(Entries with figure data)
= = = =
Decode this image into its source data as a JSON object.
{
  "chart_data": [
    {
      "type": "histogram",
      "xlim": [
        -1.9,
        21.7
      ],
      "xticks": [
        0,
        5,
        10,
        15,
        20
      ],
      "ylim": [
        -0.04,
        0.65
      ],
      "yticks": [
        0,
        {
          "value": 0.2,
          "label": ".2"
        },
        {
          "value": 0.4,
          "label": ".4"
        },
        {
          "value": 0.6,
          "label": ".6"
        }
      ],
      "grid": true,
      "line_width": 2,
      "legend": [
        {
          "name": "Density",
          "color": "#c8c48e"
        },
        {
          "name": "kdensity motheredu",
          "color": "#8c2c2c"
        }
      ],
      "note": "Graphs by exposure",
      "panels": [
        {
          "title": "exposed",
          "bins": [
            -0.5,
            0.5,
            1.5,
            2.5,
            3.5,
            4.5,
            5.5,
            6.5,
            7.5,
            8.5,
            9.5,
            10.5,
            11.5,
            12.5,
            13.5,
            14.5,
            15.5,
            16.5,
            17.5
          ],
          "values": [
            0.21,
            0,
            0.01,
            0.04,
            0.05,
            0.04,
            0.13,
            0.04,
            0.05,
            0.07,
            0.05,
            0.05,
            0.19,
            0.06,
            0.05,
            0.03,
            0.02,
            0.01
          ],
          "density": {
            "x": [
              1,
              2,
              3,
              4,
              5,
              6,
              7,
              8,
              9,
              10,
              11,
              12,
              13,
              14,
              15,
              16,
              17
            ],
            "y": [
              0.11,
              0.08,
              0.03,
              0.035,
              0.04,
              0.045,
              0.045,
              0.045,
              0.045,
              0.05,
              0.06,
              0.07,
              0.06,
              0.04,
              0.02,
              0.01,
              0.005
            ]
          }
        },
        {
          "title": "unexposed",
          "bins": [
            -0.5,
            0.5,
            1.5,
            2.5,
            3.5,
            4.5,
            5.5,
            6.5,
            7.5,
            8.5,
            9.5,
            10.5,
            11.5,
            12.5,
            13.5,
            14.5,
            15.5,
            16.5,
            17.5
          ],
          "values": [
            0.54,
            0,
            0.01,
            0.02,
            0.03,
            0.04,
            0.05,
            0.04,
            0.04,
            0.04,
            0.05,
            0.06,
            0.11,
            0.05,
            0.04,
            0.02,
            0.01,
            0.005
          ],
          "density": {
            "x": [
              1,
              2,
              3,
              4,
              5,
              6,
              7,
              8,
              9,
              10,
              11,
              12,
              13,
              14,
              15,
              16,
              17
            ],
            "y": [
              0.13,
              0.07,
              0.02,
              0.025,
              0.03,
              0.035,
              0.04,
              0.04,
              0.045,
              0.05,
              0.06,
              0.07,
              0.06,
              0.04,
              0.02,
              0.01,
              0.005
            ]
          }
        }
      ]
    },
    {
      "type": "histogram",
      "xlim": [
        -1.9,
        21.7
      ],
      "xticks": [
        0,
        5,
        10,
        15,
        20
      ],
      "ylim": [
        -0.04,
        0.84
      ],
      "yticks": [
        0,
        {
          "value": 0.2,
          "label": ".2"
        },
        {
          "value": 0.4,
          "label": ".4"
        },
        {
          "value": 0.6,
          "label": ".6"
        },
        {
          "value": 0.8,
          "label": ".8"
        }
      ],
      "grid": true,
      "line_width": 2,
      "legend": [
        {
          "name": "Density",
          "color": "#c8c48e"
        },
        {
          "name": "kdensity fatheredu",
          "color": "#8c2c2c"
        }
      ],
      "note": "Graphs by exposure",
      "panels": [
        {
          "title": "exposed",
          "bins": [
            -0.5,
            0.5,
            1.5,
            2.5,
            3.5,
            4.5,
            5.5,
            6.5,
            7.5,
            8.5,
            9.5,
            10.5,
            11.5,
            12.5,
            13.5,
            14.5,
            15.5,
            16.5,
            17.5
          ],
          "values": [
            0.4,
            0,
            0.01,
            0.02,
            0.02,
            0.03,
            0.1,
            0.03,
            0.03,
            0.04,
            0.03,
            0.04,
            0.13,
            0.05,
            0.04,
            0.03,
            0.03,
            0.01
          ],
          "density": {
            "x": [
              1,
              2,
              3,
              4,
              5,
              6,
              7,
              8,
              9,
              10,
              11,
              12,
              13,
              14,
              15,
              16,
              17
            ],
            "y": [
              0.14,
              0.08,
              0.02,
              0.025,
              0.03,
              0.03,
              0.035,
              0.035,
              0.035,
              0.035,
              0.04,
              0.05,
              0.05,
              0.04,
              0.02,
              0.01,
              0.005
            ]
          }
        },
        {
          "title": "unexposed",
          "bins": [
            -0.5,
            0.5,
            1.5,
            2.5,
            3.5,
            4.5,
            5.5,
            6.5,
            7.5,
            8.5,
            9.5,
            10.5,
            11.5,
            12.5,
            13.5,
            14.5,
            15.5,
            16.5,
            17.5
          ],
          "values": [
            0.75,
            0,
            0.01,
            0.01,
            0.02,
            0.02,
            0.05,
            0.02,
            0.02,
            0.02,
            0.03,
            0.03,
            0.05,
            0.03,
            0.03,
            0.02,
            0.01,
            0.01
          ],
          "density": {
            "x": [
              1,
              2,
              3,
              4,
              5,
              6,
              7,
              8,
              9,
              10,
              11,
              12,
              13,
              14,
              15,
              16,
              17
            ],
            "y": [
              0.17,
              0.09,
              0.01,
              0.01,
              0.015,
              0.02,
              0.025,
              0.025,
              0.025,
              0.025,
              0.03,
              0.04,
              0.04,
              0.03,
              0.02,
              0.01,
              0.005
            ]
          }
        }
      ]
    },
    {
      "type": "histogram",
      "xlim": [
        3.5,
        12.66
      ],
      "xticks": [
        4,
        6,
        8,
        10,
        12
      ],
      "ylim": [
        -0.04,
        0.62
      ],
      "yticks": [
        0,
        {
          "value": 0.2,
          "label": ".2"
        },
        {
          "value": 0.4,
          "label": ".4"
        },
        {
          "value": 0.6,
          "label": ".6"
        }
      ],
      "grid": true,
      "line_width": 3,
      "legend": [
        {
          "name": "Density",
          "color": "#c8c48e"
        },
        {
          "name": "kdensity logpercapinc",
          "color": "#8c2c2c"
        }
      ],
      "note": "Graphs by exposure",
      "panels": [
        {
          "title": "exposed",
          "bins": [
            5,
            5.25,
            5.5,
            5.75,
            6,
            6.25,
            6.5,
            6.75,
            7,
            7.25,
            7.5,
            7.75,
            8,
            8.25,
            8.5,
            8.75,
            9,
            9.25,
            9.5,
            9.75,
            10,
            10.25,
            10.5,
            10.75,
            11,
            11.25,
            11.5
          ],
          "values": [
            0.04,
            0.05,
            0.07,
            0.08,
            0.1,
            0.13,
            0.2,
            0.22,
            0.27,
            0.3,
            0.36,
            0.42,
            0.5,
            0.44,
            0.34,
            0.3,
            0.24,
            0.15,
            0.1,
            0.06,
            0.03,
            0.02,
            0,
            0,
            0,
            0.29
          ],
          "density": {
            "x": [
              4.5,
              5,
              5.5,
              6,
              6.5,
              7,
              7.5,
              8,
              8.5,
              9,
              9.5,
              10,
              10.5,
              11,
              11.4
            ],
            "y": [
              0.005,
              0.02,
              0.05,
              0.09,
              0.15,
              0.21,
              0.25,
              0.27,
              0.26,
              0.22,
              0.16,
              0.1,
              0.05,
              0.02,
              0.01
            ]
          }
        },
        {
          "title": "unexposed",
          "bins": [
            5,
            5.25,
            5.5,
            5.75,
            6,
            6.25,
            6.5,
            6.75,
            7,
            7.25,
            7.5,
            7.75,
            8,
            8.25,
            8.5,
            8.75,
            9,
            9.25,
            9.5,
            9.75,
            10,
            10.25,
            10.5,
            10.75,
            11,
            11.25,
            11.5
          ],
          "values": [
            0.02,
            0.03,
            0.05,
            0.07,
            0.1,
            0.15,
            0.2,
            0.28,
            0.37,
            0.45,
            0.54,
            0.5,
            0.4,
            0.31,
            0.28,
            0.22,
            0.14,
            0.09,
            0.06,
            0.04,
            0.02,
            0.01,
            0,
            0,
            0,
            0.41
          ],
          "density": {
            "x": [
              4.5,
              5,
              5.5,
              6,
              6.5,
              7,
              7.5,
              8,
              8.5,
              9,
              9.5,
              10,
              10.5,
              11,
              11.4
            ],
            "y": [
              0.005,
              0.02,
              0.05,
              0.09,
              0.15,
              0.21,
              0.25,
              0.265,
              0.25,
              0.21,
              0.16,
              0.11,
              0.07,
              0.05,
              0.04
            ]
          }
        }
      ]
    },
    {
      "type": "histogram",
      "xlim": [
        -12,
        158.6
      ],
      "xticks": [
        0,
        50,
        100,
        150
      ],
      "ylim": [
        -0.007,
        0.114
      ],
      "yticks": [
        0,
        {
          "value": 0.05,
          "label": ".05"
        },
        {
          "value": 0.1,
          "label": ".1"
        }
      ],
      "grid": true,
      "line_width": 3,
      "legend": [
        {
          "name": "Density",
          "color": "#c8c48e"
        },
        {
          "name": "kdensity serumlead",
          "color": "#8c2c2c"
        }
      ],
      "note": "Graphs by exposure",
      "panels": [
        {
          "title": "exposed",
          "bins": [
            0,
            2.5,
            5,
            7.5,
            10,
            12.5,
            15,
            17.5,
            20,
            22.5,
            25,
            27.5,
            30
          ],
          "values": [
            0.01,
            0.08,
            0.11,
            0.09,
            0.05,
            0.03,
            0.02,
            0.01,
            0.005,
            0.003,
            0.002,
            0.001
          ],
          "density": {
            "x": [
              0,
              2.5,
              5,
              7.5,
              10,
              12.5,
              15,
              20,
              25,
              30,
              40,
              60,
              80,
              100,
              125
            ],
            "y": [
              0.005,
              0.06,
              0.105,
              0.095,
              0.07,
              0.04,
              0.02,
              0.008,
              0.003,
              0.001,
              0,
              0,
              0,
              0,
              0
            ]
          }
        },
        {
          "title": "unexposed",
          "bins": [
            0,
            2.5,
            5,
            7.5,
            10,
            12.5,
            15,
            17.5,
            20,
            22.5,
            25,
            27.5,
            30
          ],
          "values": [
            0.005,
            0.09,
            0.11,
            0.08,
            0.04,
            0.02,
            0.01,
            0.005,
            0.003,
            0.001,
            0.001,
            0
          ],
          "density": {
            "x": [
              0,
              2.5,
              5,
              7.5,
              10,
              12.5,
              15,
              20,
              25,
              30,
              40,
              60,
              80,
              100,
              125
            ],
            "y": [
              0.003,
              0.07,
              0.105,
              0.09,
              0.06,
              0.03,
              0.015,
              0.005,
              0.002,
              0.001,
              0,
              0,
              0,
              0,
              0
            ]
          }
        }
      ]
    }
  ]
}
= = = =
● STATED TASK
Pick out every line with the string "kdensity" and copy it.

● WRITTEN RESPONSE
          "name": "kdensity motheredu",
          "name": "kdensity fatheredu",
          "name": "kdensity logpercapinc",
          "name": "kdensity serumlead",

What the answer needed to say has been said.